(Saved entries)

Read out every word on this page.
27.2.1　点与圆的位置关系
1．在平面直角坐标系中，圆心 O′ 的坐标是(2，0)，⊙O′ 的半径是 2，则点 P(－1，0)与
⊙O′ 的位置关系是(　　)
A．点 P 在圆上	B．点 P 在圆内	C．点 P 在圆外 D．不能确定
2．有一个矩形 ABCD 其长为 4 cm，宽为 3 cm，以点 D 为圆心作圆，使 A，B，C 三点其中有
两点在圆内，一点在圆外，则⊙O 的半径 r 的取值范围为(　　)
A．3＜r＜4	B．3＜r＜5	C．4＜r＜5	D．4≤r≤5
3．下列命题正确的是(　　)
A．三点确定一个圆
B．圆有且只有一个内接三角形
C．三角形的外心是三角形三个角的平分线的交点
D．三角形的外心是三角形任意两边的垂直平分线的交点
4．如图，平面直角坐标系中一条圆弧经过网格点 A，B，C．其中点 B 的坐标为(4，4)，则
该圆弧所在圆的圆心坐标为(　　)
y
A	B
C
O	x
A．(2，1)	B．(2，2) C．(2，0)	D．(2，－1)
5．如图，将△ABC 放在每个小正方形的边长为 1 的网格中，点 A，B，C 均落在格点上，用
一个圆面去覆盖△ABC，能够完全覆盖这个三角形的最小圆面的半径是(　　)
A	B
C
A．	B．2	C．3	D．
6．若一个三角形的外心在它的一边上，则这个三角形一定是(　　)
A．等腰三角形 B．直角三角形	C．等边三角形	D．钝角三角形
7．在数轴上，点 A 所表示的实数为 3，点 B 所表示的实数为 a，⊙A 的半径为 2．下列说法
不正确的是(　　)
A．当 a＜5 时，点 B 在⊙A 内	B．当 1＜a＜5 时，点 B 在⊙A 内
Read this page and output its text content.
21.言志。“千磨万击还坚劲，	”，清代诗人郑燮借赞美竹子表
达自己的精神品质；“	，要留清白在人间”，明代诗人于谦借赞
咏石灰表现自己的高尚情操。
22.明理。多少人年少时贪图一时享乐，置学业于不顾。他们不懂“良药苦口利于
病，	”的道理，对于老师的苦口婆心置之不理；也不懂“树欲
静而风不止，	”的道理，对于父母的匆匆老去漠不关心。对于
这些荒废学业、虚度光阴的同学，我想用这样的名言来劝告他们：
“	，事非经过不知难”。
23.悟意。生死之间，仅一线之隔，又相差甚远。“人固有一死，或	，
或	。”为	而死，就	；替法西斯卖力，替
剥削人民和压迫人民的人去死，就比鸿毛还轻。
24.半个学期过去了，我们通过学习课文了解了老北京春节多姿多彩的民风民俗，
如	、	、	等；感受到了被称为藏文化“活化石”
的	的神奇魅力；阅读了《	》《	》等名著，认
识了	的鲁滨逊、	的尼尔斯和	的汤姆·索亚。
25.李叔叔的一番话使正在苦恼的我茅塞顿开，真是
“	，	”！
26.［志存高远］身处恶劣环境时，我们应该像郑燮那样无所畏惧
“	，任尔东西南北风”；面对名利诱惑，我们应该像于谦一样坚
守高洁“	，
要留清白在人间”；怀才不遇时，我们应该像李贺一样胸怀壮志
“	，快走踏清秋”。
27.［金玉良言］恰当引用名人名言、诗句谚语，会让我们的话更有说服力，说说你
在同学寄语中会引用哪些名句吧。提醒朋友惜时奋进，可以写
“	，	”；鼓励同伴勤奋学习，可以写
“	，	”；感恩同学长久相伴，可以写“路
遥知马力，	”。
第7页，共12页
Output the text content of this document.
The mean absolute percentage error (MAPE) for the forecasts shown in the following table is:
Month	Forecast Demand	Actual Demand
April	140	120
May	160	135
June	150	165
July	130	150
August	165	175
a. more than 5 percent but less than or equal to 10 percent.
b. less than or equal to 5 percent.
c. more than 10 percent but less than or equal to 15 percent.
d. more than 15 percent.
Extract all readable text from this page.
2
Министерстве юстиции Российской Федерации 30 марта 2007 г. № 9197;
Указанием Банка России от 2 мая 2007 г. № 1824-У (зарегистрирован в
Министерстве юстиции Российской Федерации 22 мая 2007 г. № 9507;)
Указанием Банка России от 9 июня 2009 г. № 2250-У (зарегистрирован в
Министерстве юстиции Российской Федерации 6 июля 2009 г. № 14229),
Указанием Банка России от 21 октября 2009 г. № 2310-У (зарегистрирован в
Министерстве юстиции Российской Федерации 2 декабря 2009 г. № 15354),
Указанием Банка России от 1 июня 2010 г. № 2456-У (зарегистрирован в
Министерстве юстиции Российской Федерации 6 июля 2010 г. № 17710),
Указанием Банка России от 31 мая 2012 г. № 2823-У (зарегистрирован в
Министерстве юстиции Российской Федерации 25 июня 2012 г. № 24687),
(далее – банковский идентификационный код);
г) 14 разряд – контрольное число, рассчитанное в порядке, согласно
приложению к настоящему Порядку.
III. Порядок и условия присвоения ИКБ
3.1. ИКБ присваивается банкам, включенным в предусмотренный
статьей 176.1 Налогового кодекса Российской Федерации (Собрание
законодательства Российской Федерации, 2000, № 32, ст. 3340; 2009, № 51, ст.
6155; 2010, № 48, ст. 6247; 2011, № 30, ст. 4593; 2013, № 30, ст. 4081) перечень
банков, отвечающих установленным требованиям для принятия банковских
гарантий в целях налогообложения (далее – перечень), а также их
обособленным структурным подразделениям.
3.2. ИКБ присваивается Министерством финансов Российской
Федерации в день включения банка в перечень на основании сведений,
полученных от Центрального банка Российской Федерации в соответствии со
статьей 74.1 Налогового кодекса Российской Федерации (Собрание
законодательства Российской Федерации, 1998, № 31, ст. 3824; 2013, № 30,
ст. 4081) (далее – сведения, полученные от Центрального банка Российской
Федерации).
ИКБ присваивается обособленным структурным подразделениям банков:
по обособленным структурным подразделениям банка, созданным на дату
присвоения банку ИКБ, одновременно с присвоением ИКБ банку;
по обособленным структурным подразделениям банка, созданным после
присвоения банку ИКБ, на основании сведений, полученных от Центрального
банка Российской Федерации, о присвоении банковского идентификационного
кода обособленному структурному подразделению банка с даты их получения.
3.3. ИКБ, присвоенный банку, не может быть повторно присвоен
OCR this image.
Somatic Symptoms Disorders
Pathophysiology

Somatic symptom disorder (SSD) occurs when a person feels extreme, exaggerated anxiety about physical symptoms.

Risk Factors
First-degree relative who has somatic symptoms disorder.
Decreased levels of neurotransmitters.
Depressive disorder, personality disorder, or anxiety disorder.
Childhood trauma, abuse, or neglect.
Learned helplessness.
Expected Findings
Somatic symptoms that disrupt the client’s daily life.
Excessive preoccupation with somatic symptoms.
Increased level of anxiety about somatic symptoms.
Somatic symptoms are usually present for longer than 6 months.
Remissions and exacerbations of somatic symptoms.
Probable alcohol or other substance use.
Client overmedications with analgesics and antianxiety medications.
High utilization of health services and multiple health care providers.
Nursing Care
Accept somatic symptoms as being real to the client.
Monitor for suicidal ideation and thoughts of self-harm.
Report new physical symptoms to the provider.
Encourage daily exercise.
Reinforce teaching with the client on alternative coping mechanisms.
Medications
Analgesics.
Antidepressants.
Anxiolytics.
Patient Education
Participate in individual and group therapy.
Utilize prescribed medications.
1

WHAT NEEDS TO BE DONE -
From the listing above, extract all records word for word.

FULL OUTPUT -
Read out every word on this page.
27.2.1　点与圆的位置关系
1．在平面直角坐标系中，圆心 O′ 的坐标是(2，0)，⊙O′ 的半径是 2，则点 P(－1，0)与
⊙O′ 的位置关系是(　　)
A．点 P 在圆上	B．点 P 在圆内	C．点 P 在圆外 D．不能确定
2．有一个矩形 ABCD 其长为 4 cm，宽为 3 cm，以点 D 为圆心作圆，使 A，B，C 三点其中有
两点在圆内，一点在圆外，则⊙O 的半径 r 的取值范围为(　　)
A．3＜r＜4	B．3＜r＜5	C．4＜r＜5	D．4≤r≤5
3．下列命题正确的是(　　)
A．三点确定一个圆
B．圆有且只有一个内接三角形
C．三角形的外心是三角形三个角的平分线的交点
D．三角形的外心是三角形任意两边的垂直平分线的交点
4．如图，平面直角坐标系中一条圆弧经过网格点 A，B，C．其中点 B 的坐标为(4，4)，则
该圆弧所在圆的圆心坐标为(　　)
y
A	B
C
O	x
A．(2，1)	B．(2，2) C．(2，0)	D．(2，－1)
5．如图，将△ABC 放在每个小正方形的边长为 1 的网格中，点 A，B，C 均落在格点上，用
一个圆面去覆盖△ABC，能够完全覆盖这个三角形的最小圆面的半径是(　　)
A	B
C
A．	B．2	C．3	D．
6．若一个三角形的外心在它的一边上，则这个三角形一定是(　　)
A．等腰三角形 B．直角三角形	C．等边三角形	D．钝角三角形
7．在数轴上，点 A 所表示的实数为 3，点 B 所表示的实数为 a，⊙A 的半径为 2．下列说法
不正确的是(　　)
A．当 a＜5 时，点 B 在⊙A 内	B．当 1＜a＜5 时，点 B 在⊙A 内
Read this page and output its text content.
21.言志。“千磨万击还坚劲，	”，清代诗人郑燮借赞美竹子表
达自己的精神品质；“	，要留清白在人间”，明代诗人于谦借赞
咏石灰表现自己的高尚情操。
22.明理。多少人年少时贪图一时享乐，置学业于不顾。他们不懂“良药苦口利于
病，	”的道理，对于老师的苦口婆心置之不理；也不懂“树欲
静而风不止，	”的道理，对于父母的匆匆老去漠不关心。对于
这些荒废学业、虚度光阴的同学，我想用这样的名言来劝告他们：
“	，事非经过不知难”。
23.悟意。生死之间，仅一线之隔，又相差甚远。“人固有一死，或	，
或	。”为	而死，就	；替法西斯卖力，替
剥削人民和压迫人民的人去死，就比鸿毛还轻。
24.半个学期过去了，我们通过学习课文了解了老北京春节多姿多彩的民风民俗，
如	、	、	等；感受到了被称为藏文化“活化石”
的	的神奇魅力；阅读了《	》《	》等名著，认
识了	的鲁滨逊、	的尼尔斯和	的汤姆·索亚。
25.李叔叔的一番话使正在苦恼的我茅塞顿开，真是
“	，	”！
26.［志存高远］身处恶劣环境时，我们应该像郑燮那样无所畏惧
“	，任尔东西南北风”；面对名利诱惑，我们应该像于谦一样坚
守高洁“	，
要留清白在人间”；怀才不遇时，我们应该像李贺一样胸怀壮志
“	，快走踏清秋”。
27.［金玉良言］恰当引用名人名言、诗句谚语，会让我们的话更有说服力，说说你
在同学寄语中会引用哪些名句吧。提醒朋友惜时奋进，可以写
“	，	”；鼓励同伴勤奋学习，可以写
“	，	”；感恩同学长久相伴，可以写“路
遥知马力，	”。
第7页，共12页
Output the text content of this document.
The mean absolute percentage error (MAPE) for the forecasts shown in the following table is:
Month	Forecast Demand	Actual Demand
April	140	120
May	160	135
June	150	165
July	130	150
August	165	175
a. more than 5 percent but less than or equal to 10 percent.
b. less than or equal to 5 percent.
c. more than 10 percent but less than or equal to 15 percent.
d. more than 15 percent.
Extract all readable text from this page.
2
Министерстве юстиции Российской Федерации 30 марта 2007 г. № 9197;
Указанием Банка России от 2 мая 2007 г. № 1824-У (зарегистрирован в
Министерстве юстиции Российской Федерации 22 мая 2007 г. № 9507;)
Указанием Банка России от 9 июня 2009 г. № 2250-У (зарегистрирован в
Министерстве юстиции Российской Федерации 6 июля 2009 г. № 14229),
Указанием Банка России от 21 октября 2009 г. № 2310-У (зарегистрирован в
Министерстве юстиции Российской Федерации 2 декабря 2009 г. № 15354),
Указанием Банка России от 1 июня 2010 г. № 2456-У (зарегистрирован в
Министерстве юстиции Российской Федерации 6 июля 2010 г. № 17710),
Указанием Банка России от 31 мая 2012 г. № 2823-У (зарегистрирован в
Министерстве юстиции Российской Федерации 25 июня 2012 г. № 24687),
(далее – банковский идентификационный код);
г) 14 разряд – контрольное число, рассчитанное в порядке, согласно
приложению к настоящему Порядку.
III. Порядок и условия присвоения ИКБ
3.1. ИКБ присваивается банкам, включенным в предусмотренный
статьей 176.1 Налогового кодекса Российской Федерации (Собрание
законодательства Российской Федерации, 2000, № 32, ст. 3340; 2009, № 51, ст.
6155; 2010, № 48, ст. 6247; 2011, № 30, ст. 4593; 2013, № 30, ст. 4081) перечень
банков, отвечающих установленным требованиям для принятия банковских
гарантий в целях налогообложения (далее – перечень), а также их
обособленным структурным подразделениям.
3.2. ИКБ присваивается Министерством финансов Российской
Федерации в день включения банка в перечень на основании сведений,
полученных от Центрального банка Российской Федерации в соответствии со
статьей 74.1 Налогового кодекса Российской Федерации (Собрание
законодательства Российской Федерации, 1998, № 31, ст. 3824; 2013, № 30,
ст. 4081) (далее – сведения, полученные от Центрального банка Российской
Федерации).
ИКБ присваивается обособленным структурным подразделениям банков:
по обособленным структурным подразделениям банка, созданным на дату
присвоения банку ИКБ, одновременно с присвоением ИКБ банку;
по обособленным структурным подразделениям банка, созданным после
присвоения банку ИКБ, на основании сведений, полученных от Центрального
банка Российской Федерации, о присвоении банковского идентификационного
кода обособленному структурному подразделению банка с даты их получения.
3.3. ИКБ, присвоенный банку, не может быть повторно присвоен
OCR this image.
Somatic Symptoms Disorders
Pathophysiology

Somatic symptom disorder (SSD) occurs when a person feels extreme, exaggerated anxiety about physical symptoms.

Risk Factors
First-degree relative who has somatic symptoms disorder.
Decreased levels of neurotransmitters.
Depressive disorder, personality disorder, or anxiety disorder.
Childhood trauma, abuse, or neglect.
Learned helplessness.
Expected Findings
Somatic symptoms that disrupt the client’s daily life.
Excessive preoccupation with somatic symptoms.
Increased level of anxiety about somatic symptoms.
Somatic symptoms are usually present for longer than 6 months.
Remissions and exacerbations of somatic symptoms.
Probable alcohol or other substance use.
Client overmedications with analgesics and antianxiety medications.
High utilization of health services and multiple health care providers.
Nursing Care
Accept somatic symptoms as being real to the client.
Monitor for suicidal ideation and thoughts of self-harm.
Report new physical symptoms to the provider.
Encourage daily exercise.
Reinforce teaching with the client on alternative coping mechanisms.
Medications
Analgesics.
Antidepressants.
Anxiolytics.
Patient Education
Participate in individual and group therapy.
Utilize prescribed medications.
1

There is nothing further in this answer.